§ **Task objective**
Copy the data below exactly, omitting any picture it contains.

§ **Material supplied**
╭──

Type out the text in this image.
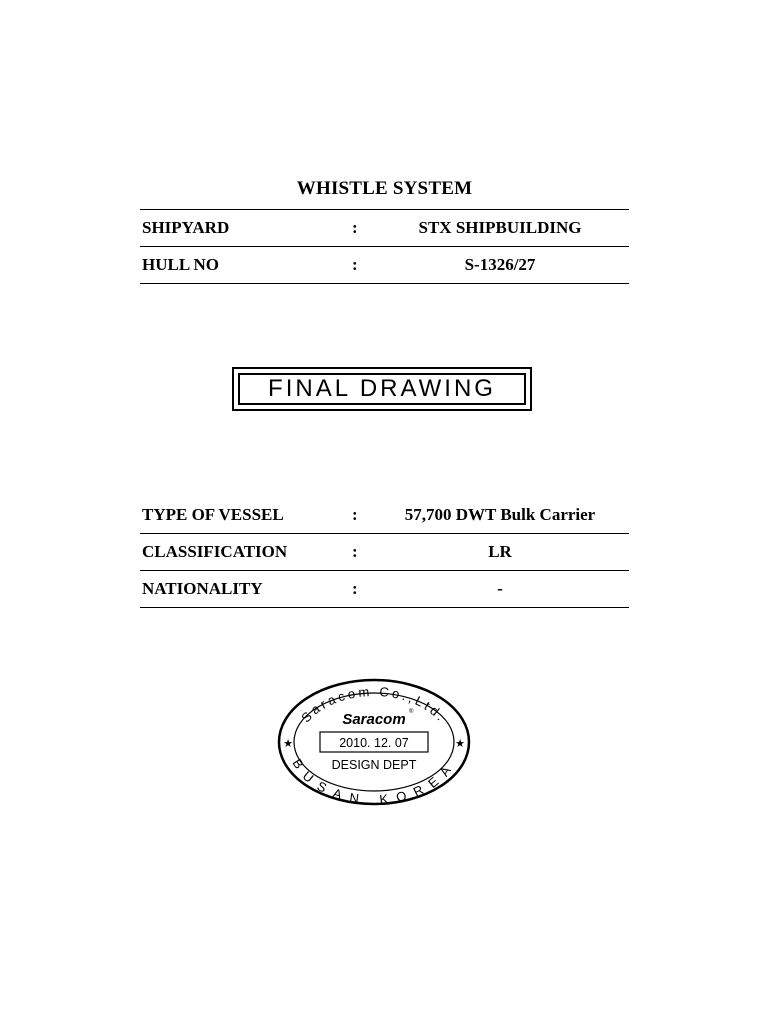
WHISTLE SYSTEM
SHIPYARD	:	STX SHIPBUILDING
HULL NO	:	S-1326/27
FINAL DRAWING
TYPE OF VESSEL	:	57,700 DWT Bulk Carrier
CLASSIFICATION	:	LR
NATIONALITY	:	-
Saracom Co.,Ltd.
Saracom ®
2010. 12. 07
DESIGN DEPT
★	★
BUSAN KOREA
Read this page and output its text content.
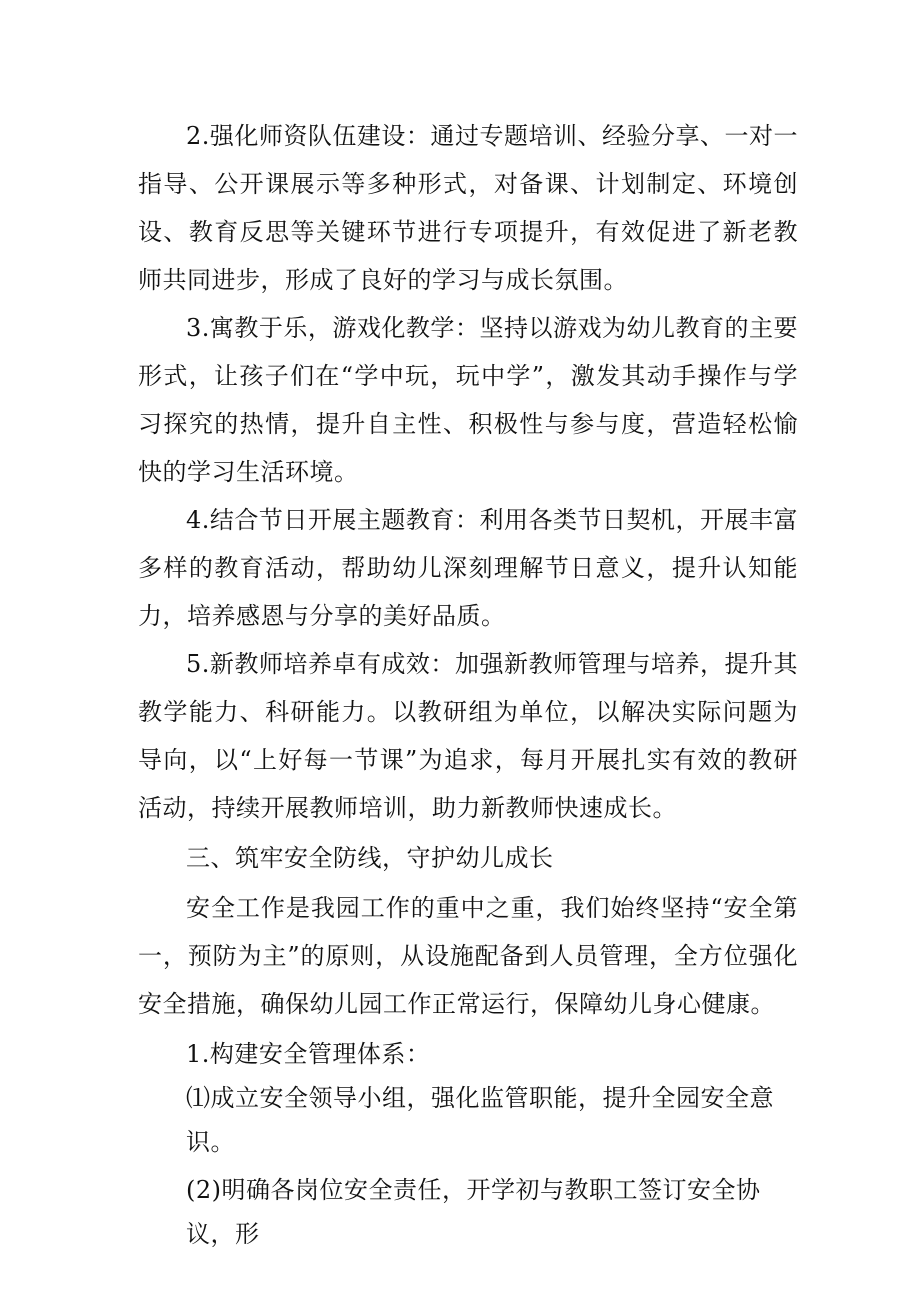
2.强化师资队伍建设：通过专题培训、经验分享、一对一指导、公开课展示等多种形式，对备课、计划制定、环境创设、教育反思等关键环节进行专项提升，有效促进了新老教师共同进步，形成了良好的学习与成长氛围。

3.寓教于乐，游戏化教学：坚持以游戏为幼儿教育的主要形式，让孩子们在“学中玩，玩中学”，激发其动手操作与学习探究的热情，提升自主性、积极性与参与度，营造轻松愉快的学习生活环境。

4.结合节日开展主题教育：利用各类节日契机，开展丰富多样的教育活动，帮助幼儿深刻理解节日意义，提升认知能力，培养感恩与分享的美好品质。

5.新教师培养卓有成效：加强新教师管理与培养，提升其教学能力、科研能力。以教研组为单位，以解决实际问题为导向，以“上好每一节课”为追求，每月开展扎实有效的教研活动，持续开展教师培训，助力新教师快速成长。

三、筑牢安全防线，守护幼儿成长

安全工作是我园工作的重中之重，我们始终坚持“安全第一，预防为主”的原则，从设施配备到人员管理，全方位强化安全措施，确保幼儿园工作正常运行，保障幼儿身心健康。

1.构建安全管理体系：
⑴成立安全领导小组，强化监管职能，提升全园安全意识。
(2)明确各岗位安全责任，开学初与教职工签订安全协议，形
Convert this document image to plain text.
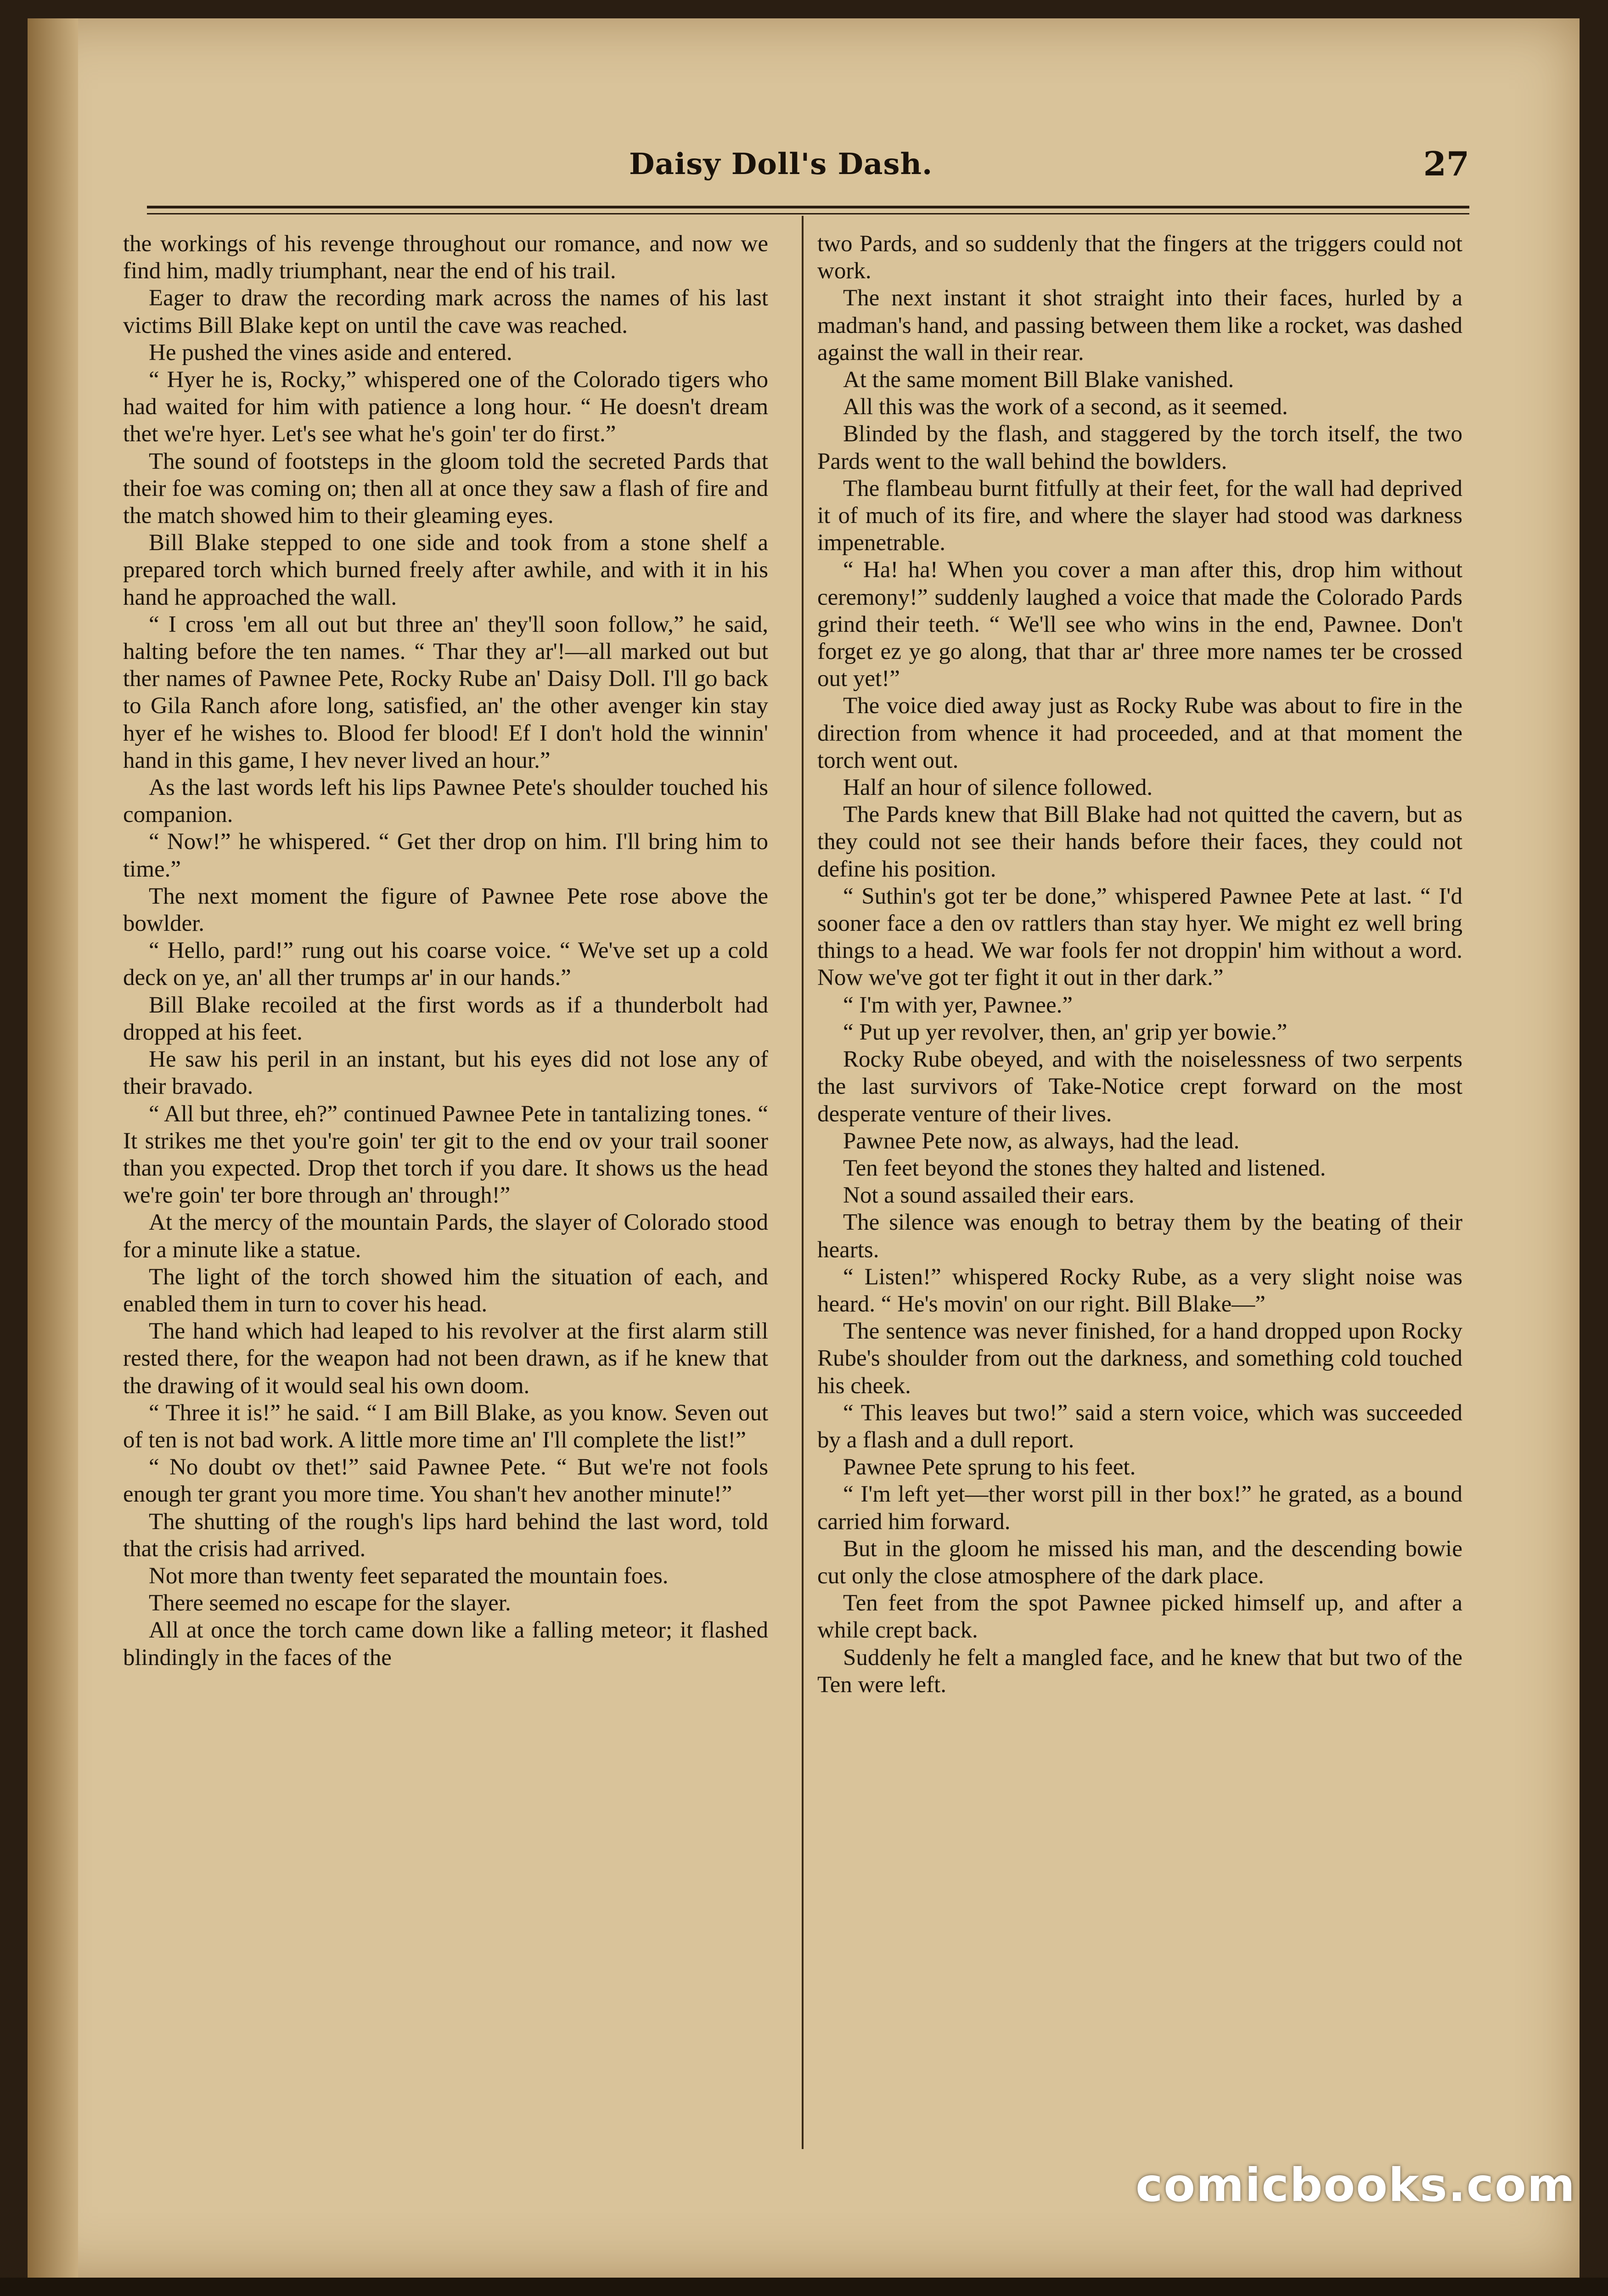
Daisy Doll's Dash.	27

the workings of his revenge throughout our romance, and now we find him, madly triumphant, near the end of his trail.

Eager to draw the recording mark across the names of his last victims Bill Blake kept on until the cave was reached.

He pushed the vines aside and entered.

“ Hyer he is, Rocky,” whispered one of the Colorado tigers who had waited for him with patience a long hour. “ He doesn't dream thet we're hyer. Let's see what he's goin' ter do first.”

The sound of footsteps in the gloom told the secreted Pards that their foe was coming on; then all at once they saw a flash of fire and the match showed him to their gleaming eyes.

Bill Blake stepped to one side and took from a stone shelf a prepared torch which burned freely after awhile, and with it in his hand he approached the wall.

“ I cross 'em all out but three an' they'll soon follow,” he said, halting before the ten names. “ Thar they ar'!—all marked out but ther names of Pawnee Pete, Rocky Rube an' Daisy Doll. I'll go back to Gila Ranch afore long, satisfied, an' the other avenger kin stay hyer ef he wishes to. Blood fer blood! Ef I don't hold the winnin' hand in this game, I hev never lived an hour.”

As the last words left his lips Pawnee Pete's shoulder touched his companion.

“ Now!” he whispered. “ Get ther drop on him. I'll bring him to time.”

The next moment the figure of Pawnee Pete rose above the bowlder.

“ Hello, pard!” rung out his coarse voice. “ We've set up a cold deck on ye, an' all ther trumps ar' in our hands.”

Bill Blake recoiled at the first words as if a thunderbolt had dropped at his feet.

He saw his peril in an instant, but his eyes did not lose any of their bravado.

“ All but three, eh?” continued Pawnee Pete in tantalizing tones. “ It strikes me thet you're goin' ter git to the end ov your trail sooner than you expected. Drop thet torch if you dare. It shows us the head we're goin' ter bore through an' through!”

At the mercy of the mountain Pards, the slayer of Colorado stood for a minute like a statue.

The light of the torch showed him the situation of each, and enabled them in turn to cover his head.

The hand which had leaped to his revolver at the first alarm still rested there, for the weapon had not been drawn, as if he knew that the drawing of it would seal his own doom.

“ Three it is!” he said. “ I am Bill Blake, as you know. Seven out of ten is not bad work. A little more time an' I'll complete the list!”

“ No doubt ov thet!” said Pawnee Pete. “ But we're not fools enough ter grant you more time. You shan't hev another minute!”

The shutting of the rough's lips hard behind the last word, told that the crisis had arrived.

Not more than twenty feet separated the mountain foes.

There seemed no escape for the slayer.

All at once the torch came down like a falling meteor; it flashed blindingly in the faces of the

two Pards, and so suddenly that the fingers at the triggers could not work.

The next instant it shot straight into their faces, hurled by a madman's hand, and passing between them like a rocket, was dashed against the wall in their rear.

At the same moment Bill Blake vanished.

All this was the work of a second, as it seemed.

Blinded by the flash, and staggered by the torch itself, the two Pards went to the wall behind the bowlders.

The flambeau burnt fitfully at their feet, for the wall had deprived it of much of its fire, and where the slayer had stood was darkness impenetrable.

“ Ha! ha! When you cover a man after this, drop him without ceremony!” suddenly laughed a voice that made the Colorado Pards grind their teeth. “ We'll see who wins in the end, Pawnee. Don't forget ez ye go along, that thar ar' three more names ter be crossed out yet!”

The voice died away just as Rocky Rube was about to fire in the direction from whence it had proceeded, and at that moment the torch went out.

Half an hour of silence followed.

The Pards knew that Bill Blake had not quitted the cavern, but as they could not see their hands before their faces, they could not define his position.

“ Suthin's got ter be done,” whispered Pawnee Pete at last. “ I'd sooner face a den ov rattlers than stay hyer. We might ez well bring things to a head. We war fools fer not droppin' him without a word. Now we've got ter fight it out in ther dark.”

“ I'm with yer, Pawnee.”

“ Put up yer revolver, then, an' grip yer bowie.”

Rocky Rube obeyed, and with the noiselessness of two serpents the last survivors of Take-Notice crept forward on the most desperate venture of their lives.

Pawnee Pete now, as always, had the lead.

Ten feet beyond the stones they halted and listened.

Not a sound assailed their ears.

The silence was enough to betray them by the beating of their hearts.

“ Listen!” whispered Rocky Rube, as a very slight noise was heard. “ He's movin' on our right. Bill Blake—”

The sentence was never finished, for a hand dropped upon Rocky Rube's shoulder from out the darkness, and something cold touched his cheek.

“ This leaves but two!” said a stern voice, which was succeeded by a flash and a dull report.

Pawnee Pete sprung to his feet.

“ I'm left yet—ther worst pill in ther box!” he grated, as a bound carried him forward.

But in the gloom he missed his man, and the descending bowie cut only the close atmosphere of the dark place.

Ten feet from the spot Pawnee picked himself up, and after a while crept back.

Suddenly he felt a mangled face, and he knew that but two of the Ten were left.

comicbooks.com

╰──

§ **Answer to this problem**
Type out the text in this image.
WHISTLE SYSTEM
SHIPYARD	:	STX SHIPBUILDING
HULL NO	:	S-1326/27
FINAL DRAWING
TYPE OF VESSEL	:	57,700 DWT Bulk Carrier
CLASSIFICATION	:	LR
NATIONALITY	:	-
Saracom Co.,Ltd.
Saracom ®
2010. 12. 07
DESIGN DEPT
★	★
BUSAN KOREA
Read this page and output its text content.
2.强化师资队伍建设：通过专题培训、经验分享、一对一指导、公开课展示等多种形式，对备课、计划制定、环境创设、教育反思等关键环节进行专项提升，有效促进了新老教师共同进步，形成了良好的学习与成长氛围。

3.寓教于乐，游戏化教学：坚持以游戏为幼儿教育的主要形式，让孩子们在“学中玩，玩中学”，激发其动手操作与学习探究的热情，提升自主性、积极性与参与度，营造轻松愉快的学习生活环境。

4.结合节日开展主题教育：利用各类节日契机，开展丰富多样的教育活动，帮助幼儿深刻理解节日意义，提升认知能力，培养感恩与分享的美好品质。

5.新教师培养卓有成效：加强新教师管理与培养，提升其教学能力、科研能力。以教研组为单位，以解决实际问题为导向，以“上好每一节课”为追求，每月开展扎实有效的教研活动，持续开展教师培训，助力新教师快速成长。

三、筑牢安全防线，守护幼儿成长

安全工作是我园工作的重中之重，我们始终坚持“安全第一，预防为主”的原则，从设施配备到人员管理，全方位强化安全措施，确保幼儿园工作正常运行，保障幼儿身心健康。

1.构建安全管理体系：
⑴成立安全领导小组，强化监管职能，提升全园安全意识。
(2)明确各岗位安全责任，开学初与教职工签订安全协议，形
Convert this document image to plain text.
Daisy Doll's Dash.	27

the workings of his revenge throughout our romance, and now we find him, madly triumphant, near the end of his trail.

Eager to draw the recording mark across the names of his last victims Bill Blake kept on until the cave was reached.

He pushed the vines aside and entered.

“ Hyer he is, Rocky,” whispered one of the Colorado tigers who had waited for him with patience a long hour. “ He doesn't dream thet we're hyer. Let's see what he's goin' ter do first.”

The sound of footsteps in the gloom told the secreted Pards that their foe was coming on; then all at once they saw a flash of fire and the match showed him to their gleaming eyes.

Bill Blake stepped to one side and took from a stone shelf a prepared torch which burned freely after awhile, and with it in his hand he approached the wall.

“ I cross 'em all out but three an' they'll soon follow,” he said, halting before the ten names. “ Thar they ar'!—all marked out but ther names of Pawnee Pete, Rocky Rube an' Daisy Doll. I'll go back to Gila Ranch afore long, satisfied, an' the other avenger kin stay hyer ef he wishes to. Blood fer blood! Ef I don't hold the winnin' hand in this game, I hev never lived an hour.”

As the last words left his lips Pawnee Pete's shoulder touched his companion.

“ Now!” he whispered. “ Get ther drop on him. I'll bring him to time.”

The next moment the figure of Pawnee Pete rose above the bowlder.

“ Hello, pard!” rung out his coarse voice. “ We've set up a cold deck on ye, an' all ther trumps ar' in our hands.”

Bill Blake recoiled at the first words as if a thunderbolt had dropped at his feet.

He saw his peril in an instant, but his eyes did not lose any of their bravado.

“ All but three, eh?” continued Pawnee Pete in tantalizing tones. “ It strikes me thet you're goin' ter git to the end ov your trail sooner than you expected. Drop thet torch if you dare. It shows us the head we're goin' ter bore through an' through!”

At the mercy of the mountain Pards, the slayer of Colorado stood for a minute like a statue.

The light of the torch showed him the situation of each, and enabled them in turn to cover his head.

The hand which had leaped to his revolver at the first alarm still rested there, for the weapon had not been drawn, as if he knew that the drawing of it would seal his own doom.

“ Three it is!” he said. “ I am Bill Blake, as you know. Seven out of ten is not bad work. A little more time an' I'll complete the list!”

“ No doubt ov thet!” said Pawnee Pete. “ But we're not fools enough ter grant you more time. You shan't hev another minute!”

The shutting of the rough's lips hard behind the last word, told that the crisis had arrived.

Not more than twenty feet separated the mountain foes.

There seemed no escape for the slayer.

All at once the torch came down like a falling meteor; it flashed blindingly in the faces of the

two Pards, and so suddenly that the fingers at the triggers could not work.

The next instant it shot straight into their faces, hurled by a madman's hand, and passing between them like a rocket, was dashed against the wall in their rear.

At the same moment Bill Blake vanished.

All this was the work of a second, as it seemed.

Blinded by the flash, and staggered by the torch itself, the two Pards went to the wall behind the bowlders.

The flambeau burnt fitfully at their feet, for the wall had deprived it of much of its fire, and where the slayer had stood was darkness impenetrable.

“ Ha! ha! When you cover a man after this, drop him without ceremony!” suddenly laughed a voice that made the Colorado Pards grind their teeth. “ We'll see who wins in the end, Pawnee. Don't forget ez ye go along, that thar ar' three more names ter be crossed out yet!”

The voice died away just as Rocky Rube was about to fire in the direction from whence it had proceeded, and at that moment the torch went out.

Half an hour of silence followed.

The Pards knew that Bill Blake had not quitted the cavern, but as they could not see their hands before their faces, they could not define his position.

“ Suthin's got ter be done,” whispered Pawnee Pete at last. “ I'd sooner face a den ov rattlers than stay hyer. We might ez well bring things to a head. We war fools fer not droppin' him without a word. Now we've got ter fight it out in ther dark.”

“ I'm with yer, Pawnee.”

“ Put up yer revolver, then, an' grip yer bowie.”

Rocky Rube obeyed, and with the noiselessness of two serpents the last survivors of Take-Notice crept forward on the most desperate venture of their lives.

Pawnee Pete now, as always, had the lead.

Ten feet beyond the stones they halted and listened.

Not a sound assailed their ears.

The silence was enough to betray them by the beating of their hearts.

“ Listen!” whispered Rocky Rube, as a very slight noise was heard. “ He's movin' on our right. Bill Blake—”

The sentence was never finished, for a hand dropped upon Rocky Rube's shoulder from out the darkness, and something cold touched his cheek.

“ This leaves but two!” said a stern voice, which was succeeded by a flash and a dull report.

Pawnee Pete sprung to his feet.

“ I'm left yet—ther worst pill in ther box!” he grated, as a bound carried him forward.

But in the gloom he missed his man, and the descending bowie cut only the close atmosphere of the dark place.

Ten feet from the spot Pawnee picked himself up, and after a while crept back.

Suddenly he felt a mangled face, and he knew that but two of the Ten were left.

comicbooks.com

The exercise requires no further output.